All records are to be retyped faithfully and completely.

- Figure collection entries:
--------

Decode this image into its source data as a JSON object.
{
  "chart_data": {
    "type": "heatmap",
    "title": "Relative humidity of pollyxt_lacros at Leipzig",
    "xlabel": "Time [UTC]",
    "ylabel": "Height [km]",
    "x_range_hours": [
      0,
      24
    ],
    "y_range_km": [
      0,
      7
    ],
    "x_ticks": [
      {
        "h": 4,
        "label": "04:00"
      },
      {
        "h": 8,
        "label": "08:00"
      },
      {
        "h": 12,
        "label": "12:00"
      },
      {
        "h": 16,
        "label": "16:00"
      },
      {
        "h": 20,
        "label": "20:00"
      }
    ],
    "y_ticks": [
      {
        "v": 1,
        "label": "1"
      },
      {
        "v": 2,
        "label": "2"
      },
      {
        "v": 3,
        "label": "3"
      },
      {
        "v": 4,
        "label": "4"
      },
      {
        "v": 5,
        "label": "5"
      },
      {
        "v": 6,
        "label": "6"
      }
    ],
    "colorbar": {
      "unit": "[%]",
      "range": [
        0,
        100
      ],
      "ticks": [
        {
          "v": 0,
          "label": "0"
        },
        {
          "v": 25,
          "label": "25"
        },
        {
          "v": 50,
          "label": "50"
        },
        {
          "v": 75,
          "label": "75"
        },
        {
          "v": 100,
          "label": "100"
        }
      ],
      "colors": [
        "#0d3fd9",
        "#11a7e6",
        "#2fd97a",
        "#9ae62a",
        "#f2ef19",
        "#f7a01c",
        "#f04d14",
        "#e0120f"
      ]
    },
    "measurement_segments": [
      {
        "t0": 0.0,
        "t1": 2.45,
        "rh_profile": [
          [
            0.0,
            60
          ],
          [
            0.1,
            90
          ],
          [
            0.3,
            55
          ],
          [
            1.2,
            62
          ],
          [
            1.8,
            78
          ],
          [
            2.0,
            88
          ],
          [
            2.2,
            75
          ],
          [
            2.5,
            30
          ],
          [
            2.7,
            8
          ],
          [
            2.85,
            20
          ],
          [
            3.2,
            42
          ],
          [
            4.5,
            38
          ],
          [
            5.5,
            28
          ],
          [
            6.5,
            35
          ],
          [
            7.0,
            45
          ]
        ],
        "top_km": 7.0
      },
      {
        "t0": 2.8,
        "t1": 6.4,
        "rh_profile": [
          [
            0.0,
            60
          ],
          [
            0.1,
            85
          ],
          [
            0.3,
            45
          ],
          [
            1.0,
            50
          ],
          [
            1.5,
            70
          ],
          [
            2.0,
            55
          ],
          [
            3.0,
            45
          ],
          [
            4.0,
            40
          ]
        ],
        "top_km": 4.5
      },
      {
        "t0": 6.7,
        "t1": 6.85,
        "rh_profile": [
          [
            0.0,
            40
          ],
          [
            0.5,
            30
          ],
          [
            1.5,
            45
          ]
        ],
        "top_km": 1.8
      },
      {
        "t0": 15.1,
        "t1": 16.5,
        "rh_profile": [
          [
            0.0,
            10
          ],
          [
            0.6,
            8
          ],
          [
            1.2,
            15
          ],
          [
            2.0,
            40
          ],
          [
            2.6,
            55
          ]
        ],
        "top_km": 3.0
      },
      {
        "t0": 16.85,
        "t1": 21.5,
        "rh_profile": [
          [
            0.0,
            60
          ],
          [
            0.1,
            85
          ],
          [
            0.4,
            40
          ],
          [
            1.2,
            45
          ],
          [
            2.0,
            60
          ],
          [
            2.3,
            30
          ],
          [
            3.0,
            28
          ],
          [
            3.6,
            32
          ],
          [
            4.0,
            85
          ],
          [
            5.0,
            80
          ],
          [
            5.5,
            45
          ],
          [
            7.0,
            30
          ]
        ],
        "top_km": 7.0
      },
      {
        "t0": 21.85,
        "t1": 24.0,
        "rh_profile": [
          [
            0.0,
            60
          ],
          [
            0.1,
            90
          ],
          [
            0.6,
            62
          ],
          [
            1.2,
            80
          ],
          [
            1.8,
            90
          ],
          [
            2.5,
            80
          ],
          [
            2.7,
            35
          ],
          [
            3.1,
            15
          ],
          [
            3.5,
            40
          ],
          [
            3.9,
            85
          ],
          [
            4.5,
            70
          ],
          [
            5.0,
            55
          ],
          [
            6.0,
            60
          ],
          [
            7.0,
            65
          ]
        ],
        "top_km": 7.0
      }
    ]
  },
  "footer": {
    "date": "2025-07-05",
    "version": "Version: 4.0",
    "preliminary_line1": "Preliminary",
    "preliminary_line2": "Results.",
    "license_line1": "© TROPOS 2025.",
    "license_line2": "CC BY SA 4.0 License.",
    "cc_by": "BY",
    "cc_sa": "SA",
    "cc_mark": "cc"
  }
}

--------

- WRITTEN ANSWER:
Decode this image into its source data as a JSON object.
{
  "chart_data": {
    "type": "heatmap",
    "title": "Relative humidity of pollyxt_lacros at Leipzig",
    "xlabel": "Time [UTC]",
    "ylabel": "Height [km]",
    "x_range_hours": [
      0,
      24
    ],
    "y_range_km": [
      0,
      7
    ],
    "x_ticks": [
      {
        "h": 4,
        "label": "04:00"
      },
      {
        "h": 8,
        "label": "08:00"
      },
      {
        "h": 12,
        "label": "12:00"
      },
      {
        "h": 16,
        "label": "16:00"
      },
      {
        "h": 20,
        "label": "20:00"
      }
    ],
    "y_ticks": [
      {
        "v": 1,
        "label": "1"
      },
      {
        "v": 2,
        "label": "2"
      },
      {
        "v": 3,
        "label": "3"
      },
      {
        "v": 4,
        "label": "4"
      },
      {
        "v": 5,
        "label": "5"
      },
      {
        "v": 6,
        "label": "6"
      }
    ],
    "colorbar": {
      "unit": "[%]",
      "range": [
        0,
        100
      ],
      "ticks": [
        {
          "v": 0,
          "label": "0"
        },
        {
          "v": 25,
          "label": "25"
        },
        {
          "v": 50,
          "label": "50"
        },
        {
          "v": 75,
          "label": "75"
        },
        {
          "v": 100,
          "label": "100"
        }
      ],
      "colors": [
        "#0d3fd9",
        "#11a7e6",
        "#2fd97a",
        "#9ae62a",
        "#f2ef19",
        "#f7a01c",
        "#f04d14",
        "#e0120f"
      ]
    },
    "measurement_segments": [
      {
        "t0": 0.0,
        "t1": 2.45,
        "rh_profile": [
          [
            0.0,
            60
          ],
          [
            0.1,
            90
          ],
          [
            0.3,
            55
          ],
          [
            1.2,
            62
          ],
          [
            1.8,
            78
          ],
          [
            2.0,
            88
          ],
          [
            2.2,
            75
          ],
          [
            2.5,
            30
          ],
          [
            2.7,
            8
          ],
          [
            2.85,
            20
          ],
          [
            3.2,
            42
          ],
          [
            4.5,
            38
          ],
          [
            5.5,
            28
          ],
          [
            6.5,
            35
          ],
          [
            7.0,
            45
          ]
        ],
        "top_km": 7.0
      },
      {
        "t0": 2.8,
        "t1": 6.4,
        "rh_profile": [
          [
            0.0,
            60
          ],
          [
            0.1,
            85
          ],
          [
            0.3,
            45
          ],
          [
            1.0,
            50
          ],
          [
            1.5,
            70
          ],
          [
            2.0,
            55
          ],
          [
            3.0,
            45
          ],
          [
            4.0,
            40
          ]
        ],
        "top_km": 4.5
      },
      {
        "t0": 6.7,
        "t1": 6.85,
        "rh_profile": [
          [
            0.0,
            40
          ],
          [
            0.5,
            30
          ],
          [
            1.5,
            45
          ]
        ],
        "top_km": 1.8
      },
      {
        "t0": 15.1,
        "t1": 16.5,
        "rh_profile": [
          [
            0.0,
            10
          ],
          [
            0.6,
            8
          ],
          [
            1.2,
            15
          ],
          [
            2.0,
            40
          ],
          [
            2.6,
            55
          ]
        ],
        "top_km": 3.0
      },
      {
        "t0": 16.85,
        "t1": 21.5,
        "rh_profile": [
          [
            0.0,
            60
          ],
          [
            0.1,
            85
          ],
          [
            0.4,
            40
          ],
          [
            1.2,
            45
          ],
          [
            2.0,
            60
          ],
          [
            2.3,
            30
          ],
          [
            3.0,
            28
          ],
          [
            3.6,
            32
          ],
          [
            4.0,
            85
          ],
          [
            5.0,
            80
          ],
          [
            5.5,
            45
          ],
          [
            7.0,
            30
          ]
        ],
        "top_km": 7.0
      },
      {
        "t0": 21.85,
        "t1": 24.0,
        "rh_profile": [
          [
            0.0,
            60
          ],
          [
            0.1,
            90
          ],
          [
            0.6,
            62
          ],
          [
            1.2,
            80
          ],
          [
            1.8,
            90
          ],
          [
            2.5,
            80
          ],
          [
            2.7,
            35
          ],
          [
            3.1,
            15
          ],
          [
            3.5,
            40
          ],
          [
            3.9,
            85
          ],
          [
            4.5,
            70
          ],
          [
            5.0,
            55
          ],
          [
            6.0,
            60
          ],
          [
            7.0,
            65
          ]
        ],
        "top_km": 7.0
      }
    ]
  },
  "footer": {
    "date": "2025-07-05",
    "version": "Version: 4.0",
    "preliminary_line1": "Preliminary",
    "preliminary_line2": "Results.",
    "license_line1": "© TROPOS 2025.",
    "license_line2": "CC BY SA 4.0 License.",
    "cc_by": "BY",
    "cc_sa": "SA",
    "cc_mark": "cc"
  }
}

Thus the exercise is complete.